What is asked: Scan the material below for the string "bottom", and copy every line where it shows up.

===== Supplied data =====

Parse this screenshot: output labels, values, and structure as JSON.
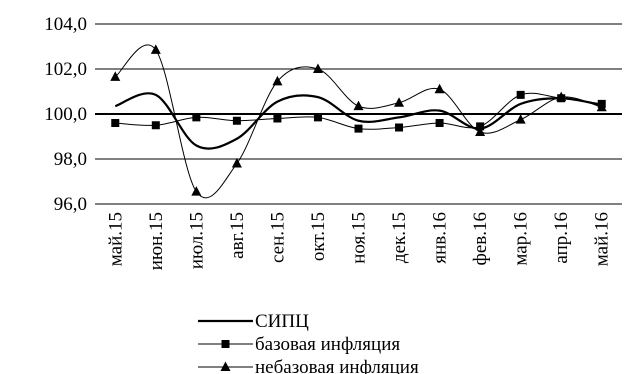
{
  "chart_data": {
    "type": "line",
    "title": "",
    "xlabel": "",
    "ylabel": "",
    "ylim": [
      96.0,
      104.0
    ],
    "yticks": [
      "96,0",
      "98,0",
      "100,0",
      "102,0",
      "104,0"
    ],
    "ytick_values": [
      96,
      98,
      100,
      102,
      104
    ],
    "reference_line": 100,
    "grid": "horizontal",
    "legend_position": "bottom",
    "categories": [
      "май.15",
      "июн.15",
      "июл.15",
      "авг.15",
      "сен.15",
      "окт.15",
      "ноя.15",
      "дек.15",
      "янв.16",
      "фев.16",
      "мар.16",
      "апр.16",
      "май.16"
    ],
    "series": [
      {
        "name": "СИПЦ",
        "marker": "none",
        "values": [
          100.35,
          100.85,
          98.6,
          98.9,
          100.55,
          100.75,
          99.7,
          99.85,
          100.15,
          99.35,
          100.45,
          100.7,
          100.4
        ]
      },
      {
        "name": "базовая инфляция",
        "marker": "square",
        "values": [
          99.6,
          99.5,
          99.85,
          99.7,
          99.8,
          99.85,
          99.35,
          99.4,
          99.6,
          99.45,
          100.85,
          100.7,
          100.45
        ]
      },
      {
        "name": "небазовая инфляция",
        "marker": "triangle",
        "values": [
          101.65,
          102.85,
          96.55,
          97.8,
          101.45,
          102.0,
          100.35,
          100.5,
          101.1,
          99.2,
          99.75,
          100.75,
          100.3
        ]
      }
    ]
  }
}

=====
===== Supplied data =====

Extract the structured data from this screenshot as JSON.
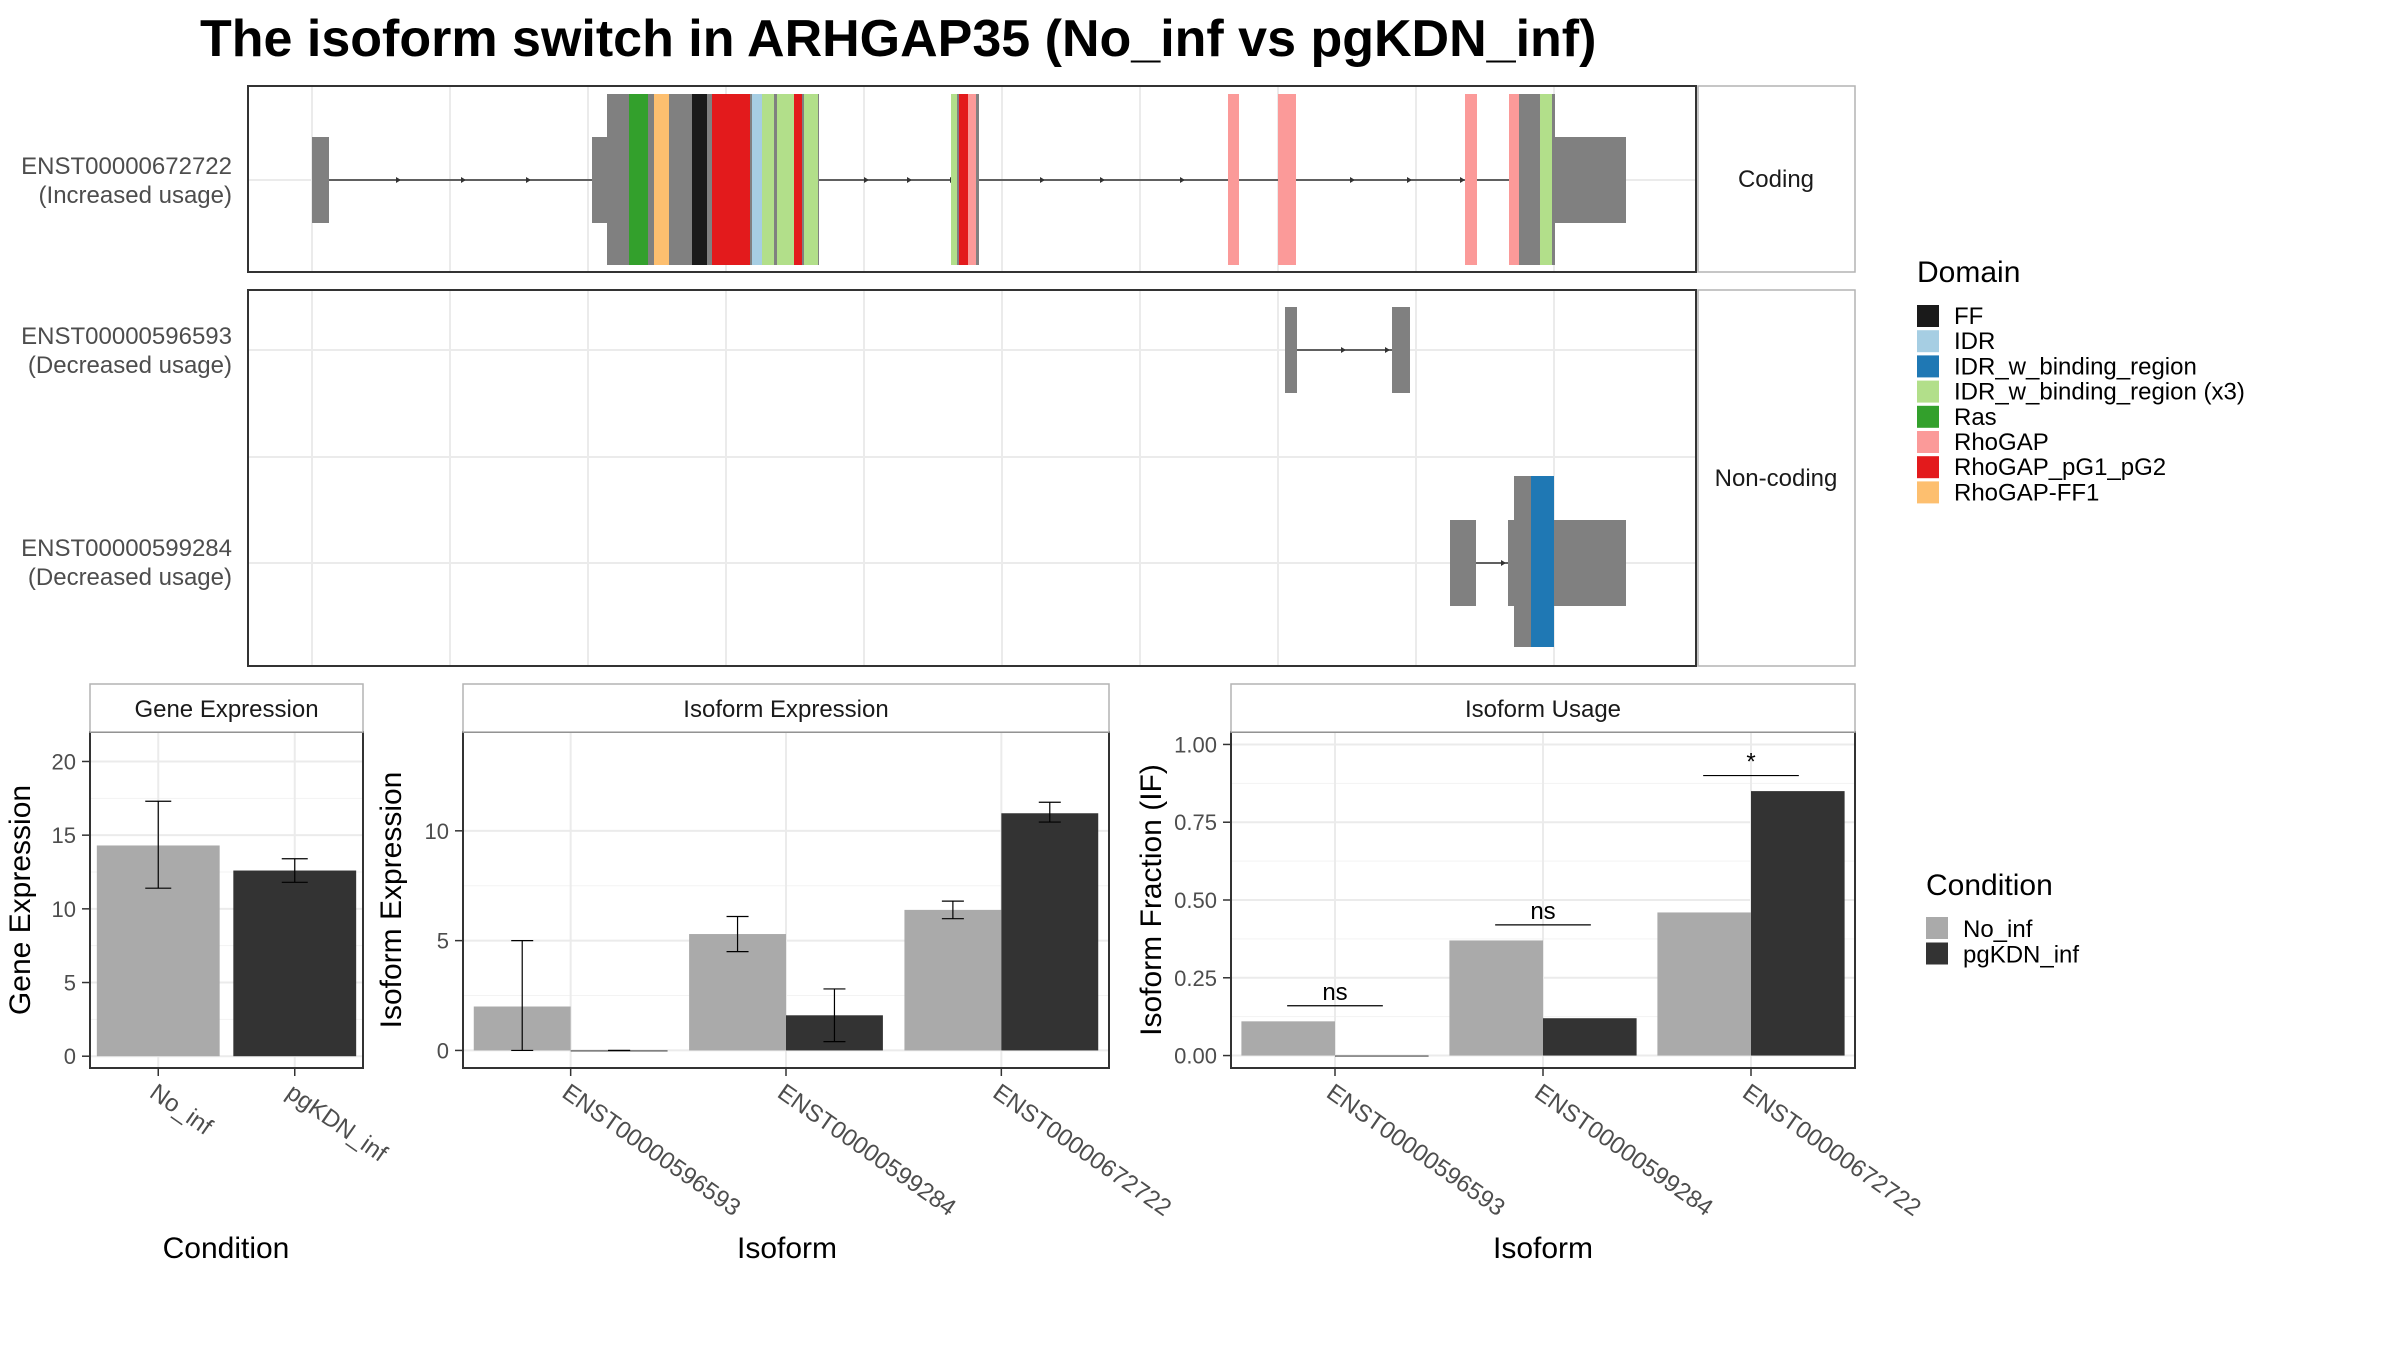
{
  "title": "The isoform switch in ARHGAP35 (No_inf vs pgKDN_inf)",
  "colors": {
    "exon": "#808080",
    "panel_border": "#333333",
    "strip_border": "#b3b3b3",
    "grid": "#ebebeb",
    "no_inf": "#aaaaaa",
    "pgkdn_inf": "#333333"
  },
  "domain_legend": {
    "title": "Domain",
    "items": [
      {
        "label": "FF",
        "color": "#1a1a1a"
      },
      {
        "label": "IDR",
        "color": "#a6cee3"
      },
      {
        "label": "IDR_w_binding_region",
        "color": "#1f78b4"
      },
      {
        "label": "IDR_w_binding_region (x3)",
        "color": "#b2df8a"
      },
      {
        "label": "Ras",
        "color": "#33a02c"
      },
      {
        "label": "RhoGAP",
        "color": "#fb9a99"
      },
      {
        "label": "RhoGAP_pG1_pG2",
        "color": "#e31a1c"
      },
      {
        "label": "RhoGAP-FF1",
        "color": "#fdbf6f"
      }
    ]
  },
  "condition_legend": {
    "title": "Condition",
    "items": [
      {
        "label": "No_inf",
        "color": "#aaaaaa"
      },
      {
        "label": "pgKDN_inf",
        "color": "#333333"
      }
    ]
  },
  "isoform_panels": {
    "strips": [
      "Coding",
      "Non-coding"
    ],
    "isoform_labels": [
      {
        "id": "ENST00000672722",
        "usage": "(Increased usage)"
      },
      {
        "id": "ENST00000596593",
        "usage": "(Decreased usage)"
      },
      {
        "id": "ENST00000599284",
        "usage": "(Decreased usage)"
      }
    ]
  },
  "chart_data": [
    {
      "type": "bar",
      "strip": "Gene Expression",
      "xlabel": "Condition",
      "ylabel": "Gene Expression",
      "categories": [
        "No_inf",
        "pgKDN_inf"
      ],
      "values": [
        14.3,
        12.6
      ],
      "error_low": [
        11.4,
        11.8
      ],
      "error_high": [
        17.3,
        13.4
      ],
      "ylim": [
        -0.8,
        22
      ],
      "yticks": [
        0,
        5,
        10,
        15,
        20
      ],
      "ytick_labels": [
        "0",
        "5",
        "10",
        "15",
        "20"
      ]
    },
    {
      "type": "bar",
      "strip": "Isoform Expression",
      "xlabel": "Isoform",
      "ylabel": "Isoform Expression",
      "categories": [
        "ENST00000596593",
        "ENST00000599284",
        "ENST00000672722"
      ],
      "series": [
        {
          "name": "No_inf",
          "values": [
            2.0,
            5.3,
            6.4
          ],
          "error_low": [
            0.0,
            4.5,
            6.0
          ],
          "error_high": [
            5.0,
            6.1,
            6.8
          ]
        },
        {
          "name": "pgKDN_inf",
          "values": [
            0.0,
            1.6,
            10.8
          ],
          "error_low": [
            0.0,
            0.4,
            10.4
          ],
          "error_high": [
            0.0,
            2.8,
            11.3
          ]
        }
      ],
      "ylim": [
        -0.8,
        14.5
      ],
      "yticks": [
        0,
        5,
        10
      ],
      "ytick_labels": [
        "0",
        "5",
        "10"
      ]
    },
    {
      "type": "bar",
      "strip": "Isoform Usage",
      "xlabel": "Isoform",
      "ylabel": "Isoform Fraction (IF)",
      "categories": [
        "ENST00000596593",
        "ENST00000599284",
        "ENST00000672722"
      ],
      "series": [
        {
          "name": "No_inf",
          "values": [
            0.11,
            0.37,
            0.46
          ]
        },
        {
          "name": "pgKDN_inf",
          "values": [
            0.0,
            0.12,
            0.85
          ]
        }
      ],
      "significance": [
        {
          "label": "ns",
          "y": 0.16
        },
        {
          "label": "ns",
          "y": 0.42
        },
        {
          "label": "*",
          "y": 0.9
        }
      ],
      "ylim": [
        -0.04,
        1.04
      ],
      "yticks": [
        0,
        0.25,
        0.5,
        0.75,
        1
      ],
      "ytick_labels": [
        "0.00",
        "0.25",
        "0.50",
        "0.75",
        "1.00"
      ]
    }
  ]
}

=====
===== Supplied data =====

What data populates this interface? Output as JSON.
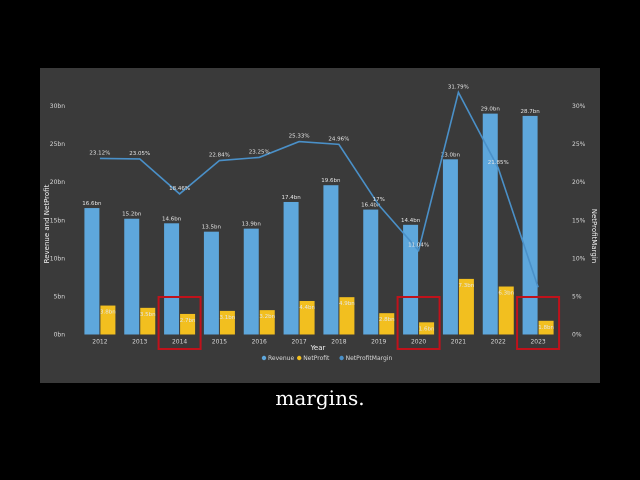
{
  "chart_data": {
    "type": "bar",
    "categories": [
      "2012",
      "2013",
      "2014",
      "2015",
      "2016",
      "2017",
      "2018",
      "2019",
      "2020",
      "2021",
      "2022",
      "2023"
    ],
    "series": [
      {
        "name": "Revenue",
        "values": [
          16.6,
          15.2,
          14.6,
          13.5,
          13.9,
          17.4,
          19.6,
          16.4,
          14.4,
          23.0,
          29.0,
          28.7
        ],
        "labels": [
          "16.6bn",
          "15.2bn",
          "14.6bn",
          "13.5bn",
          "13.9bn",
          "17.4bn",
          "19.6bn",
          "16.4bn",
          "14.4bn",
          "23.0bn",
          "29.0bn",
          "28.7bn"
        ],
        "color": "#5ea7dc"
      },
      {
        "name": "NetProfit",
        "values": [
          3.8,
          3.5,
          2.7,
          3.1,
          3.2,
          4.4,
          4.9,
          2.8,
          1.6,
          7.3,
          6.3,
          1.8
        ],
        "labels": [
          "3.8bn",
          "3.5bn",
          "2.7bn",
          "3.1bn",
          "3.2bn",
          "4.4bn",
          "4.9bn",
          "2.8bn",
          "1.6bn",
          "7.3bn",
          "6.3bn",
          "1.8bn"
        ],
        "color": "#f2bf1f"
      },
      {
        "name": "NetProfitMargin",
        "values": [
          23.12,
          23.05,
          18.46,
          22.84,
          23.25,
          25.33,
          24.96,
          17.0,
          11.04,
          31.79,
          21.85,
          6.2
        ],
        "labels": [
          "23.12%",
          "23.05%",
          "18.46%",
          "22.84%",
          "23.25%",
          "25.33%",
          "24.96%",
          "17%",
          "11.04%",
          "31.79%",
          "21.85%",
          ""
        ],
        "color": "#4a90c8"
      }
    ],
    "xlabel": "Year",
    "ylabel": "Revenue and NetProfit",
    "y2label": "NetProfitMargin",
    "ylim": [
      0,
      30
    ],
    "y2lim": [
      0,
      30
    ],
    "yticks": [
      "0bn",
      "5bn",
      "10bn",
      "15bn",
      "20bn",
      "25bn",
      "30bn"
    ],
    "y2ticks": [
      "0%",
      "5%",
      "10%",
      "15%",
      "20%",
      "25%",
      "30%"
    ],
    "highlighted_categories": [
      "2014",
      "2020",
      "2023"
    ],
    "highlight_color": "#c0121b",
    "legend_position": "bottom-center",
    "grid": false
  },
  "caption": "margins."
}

=====

Answer for this exercise:
    "legend_position": "bottom",
    "legend_position": "bottom-center",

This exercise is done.